-- START Raw data --

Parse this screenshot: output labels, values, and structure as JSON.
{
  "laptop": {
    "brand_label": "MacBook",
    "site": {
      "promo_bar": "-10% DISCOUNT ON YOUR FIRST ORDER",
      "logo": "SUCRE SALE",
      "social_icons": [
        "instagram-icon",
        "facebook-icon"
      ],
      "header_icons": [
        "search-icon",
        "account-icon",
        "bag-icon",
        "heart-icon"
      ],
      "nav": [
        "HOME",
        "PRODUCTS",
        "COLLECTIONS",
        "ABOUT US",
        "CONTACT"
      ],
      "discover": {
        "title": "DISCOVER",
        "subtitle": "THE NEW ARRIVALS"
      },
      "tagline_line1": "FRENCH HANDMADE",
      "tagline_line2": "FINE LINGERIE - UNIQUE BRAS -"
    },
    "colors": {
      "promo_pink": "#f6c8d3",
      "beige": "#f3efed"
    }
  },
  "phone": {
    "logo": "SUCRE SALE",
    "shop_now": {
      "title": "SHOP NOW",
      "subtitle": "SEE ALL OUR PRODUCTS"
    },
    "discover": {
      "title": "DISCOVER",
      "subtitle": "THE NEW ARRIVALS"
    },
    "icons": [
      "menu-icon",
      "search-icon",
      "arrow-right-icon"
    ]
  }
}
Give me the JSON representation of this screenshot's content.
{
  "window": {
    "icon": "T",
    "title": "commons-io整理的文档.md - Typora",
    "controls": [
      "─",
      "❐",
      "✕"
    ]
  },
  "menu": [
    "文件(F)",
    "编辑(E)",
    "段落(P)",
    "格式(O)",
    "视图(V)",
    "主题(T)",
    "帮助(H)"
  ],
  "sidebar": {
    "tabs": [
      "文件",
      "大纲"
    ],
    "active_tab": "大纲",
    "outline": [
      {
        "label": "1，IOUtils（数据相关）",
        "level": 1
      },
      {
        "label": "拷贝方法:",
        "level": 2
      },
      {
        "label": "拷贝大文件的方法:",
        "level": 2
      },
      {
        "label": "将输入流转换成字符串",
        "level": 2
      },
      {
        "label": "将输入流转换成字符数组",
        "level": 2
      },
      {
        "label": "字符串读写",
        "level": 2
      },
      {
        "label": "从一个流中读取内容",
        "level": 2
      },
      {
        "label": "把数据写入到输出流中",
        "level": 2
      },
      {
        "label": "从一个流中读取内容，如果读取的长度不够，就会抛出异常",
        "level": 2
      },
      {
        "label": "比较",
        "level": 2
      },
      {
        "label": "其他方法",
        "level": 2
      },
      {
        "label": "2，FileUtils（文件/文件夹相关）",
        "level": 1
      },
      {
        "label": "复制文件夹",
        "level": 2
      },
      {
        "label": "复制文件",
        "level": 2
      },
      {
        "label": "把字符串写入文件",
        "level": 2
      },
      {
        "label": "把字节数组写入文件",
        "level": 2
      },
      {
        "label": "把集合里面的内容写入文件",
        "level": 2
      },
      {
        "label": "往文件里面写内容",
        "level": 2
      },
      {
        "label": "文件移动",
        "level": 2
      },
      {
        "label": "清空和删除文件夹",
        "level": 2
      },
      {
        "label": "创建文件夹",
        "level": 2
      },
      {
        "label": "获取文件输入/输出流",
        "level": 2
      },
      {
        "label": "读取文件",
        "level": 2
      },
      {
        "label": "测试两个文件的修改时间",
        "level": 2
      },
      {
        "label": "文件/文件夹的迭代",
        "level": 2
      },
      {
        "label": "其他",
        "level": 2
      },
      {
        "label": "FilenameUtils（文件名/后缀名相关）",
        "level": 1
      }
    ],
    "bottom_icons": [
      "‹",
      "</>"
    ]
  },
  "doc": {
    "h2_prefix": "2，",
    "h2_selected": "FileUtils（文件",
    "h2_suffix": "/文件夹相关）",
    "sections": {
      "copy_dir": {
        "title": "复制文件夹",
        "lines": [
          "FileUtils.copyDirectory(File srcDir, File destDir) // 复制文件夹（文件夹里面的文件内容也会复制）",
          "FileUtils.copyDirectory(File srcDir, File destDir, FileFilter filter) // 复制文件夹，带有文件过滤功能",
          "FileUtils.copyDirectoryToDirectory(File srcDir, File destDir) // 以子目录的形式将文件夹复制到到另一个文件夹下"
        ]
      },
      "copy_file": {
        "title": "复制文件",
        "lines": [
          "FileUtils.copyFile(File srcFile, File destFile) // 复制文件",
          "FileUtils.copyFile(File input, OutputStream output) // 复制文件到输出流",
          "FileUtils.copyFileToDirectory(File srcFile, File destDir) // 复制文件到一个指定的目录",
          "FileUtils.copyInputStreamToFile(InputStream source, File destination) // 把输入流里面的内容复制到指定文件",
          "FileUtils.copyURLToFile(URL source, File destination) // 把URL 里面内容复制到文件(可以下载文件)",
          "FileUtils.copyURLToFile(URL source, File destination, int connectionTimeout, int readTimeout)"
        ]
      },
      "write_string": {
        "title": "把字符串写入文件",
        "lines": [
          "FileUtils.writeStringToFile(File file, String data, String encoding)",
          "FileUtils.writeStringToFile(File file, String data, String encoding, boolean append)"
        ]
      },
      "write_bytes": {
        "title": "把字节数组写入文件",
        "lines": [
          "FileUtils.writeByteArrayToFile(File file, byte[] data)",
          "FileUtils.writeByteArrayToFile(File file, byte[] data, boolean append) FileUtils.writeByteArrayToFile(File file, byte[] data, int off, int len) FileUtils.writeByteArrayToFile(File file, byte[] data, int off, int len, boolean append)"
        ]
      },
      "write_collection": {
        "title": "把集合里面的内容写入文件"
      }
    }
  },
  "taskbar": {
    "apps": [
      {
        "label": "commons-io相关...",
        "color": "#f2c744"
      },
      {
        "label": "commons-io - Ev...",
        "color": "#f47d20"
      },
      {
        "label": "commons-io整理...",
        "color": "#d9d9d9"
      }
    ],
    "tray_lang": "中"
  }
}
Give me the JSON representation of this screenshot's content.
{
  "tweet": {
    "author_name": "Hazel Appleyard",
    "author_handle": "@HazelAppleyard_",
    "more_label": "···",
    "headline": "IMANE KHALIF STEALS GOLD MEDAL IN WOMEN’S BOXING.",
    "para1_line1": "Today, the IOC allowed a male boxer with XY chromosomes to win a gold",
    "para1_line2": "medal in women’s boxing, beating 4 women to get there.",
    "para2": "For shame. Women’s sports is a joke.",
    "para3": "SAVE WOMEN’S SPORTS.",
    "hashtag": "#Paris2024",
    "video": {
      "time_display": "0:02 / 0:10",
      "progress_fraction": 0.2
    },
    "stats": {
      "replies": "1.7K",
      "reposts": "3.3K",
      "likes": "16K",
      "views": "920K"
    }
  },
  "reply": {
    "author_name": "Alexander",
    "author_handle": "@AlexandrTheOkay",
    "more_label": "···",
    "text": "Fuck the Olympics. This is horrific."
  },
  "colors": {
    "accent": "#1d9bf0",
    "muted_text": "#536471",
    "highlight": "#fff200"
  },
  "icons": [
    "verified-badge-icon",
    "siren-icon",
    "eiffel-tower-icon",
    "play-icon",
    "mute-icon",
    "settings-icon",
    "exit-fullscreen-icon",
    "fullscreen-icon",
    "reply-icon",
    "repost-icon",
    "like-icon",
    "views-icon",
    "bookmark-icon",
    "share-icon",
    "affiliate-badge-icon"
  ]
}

-- END Raw data --

Your objective: Check each line above for the word "ARRIVALS" and copy the ones that have it.

Written response:
        "subtitle": "THE NEW ARRIVALS"
      "subtitle": "THE NEW ARRIVALS"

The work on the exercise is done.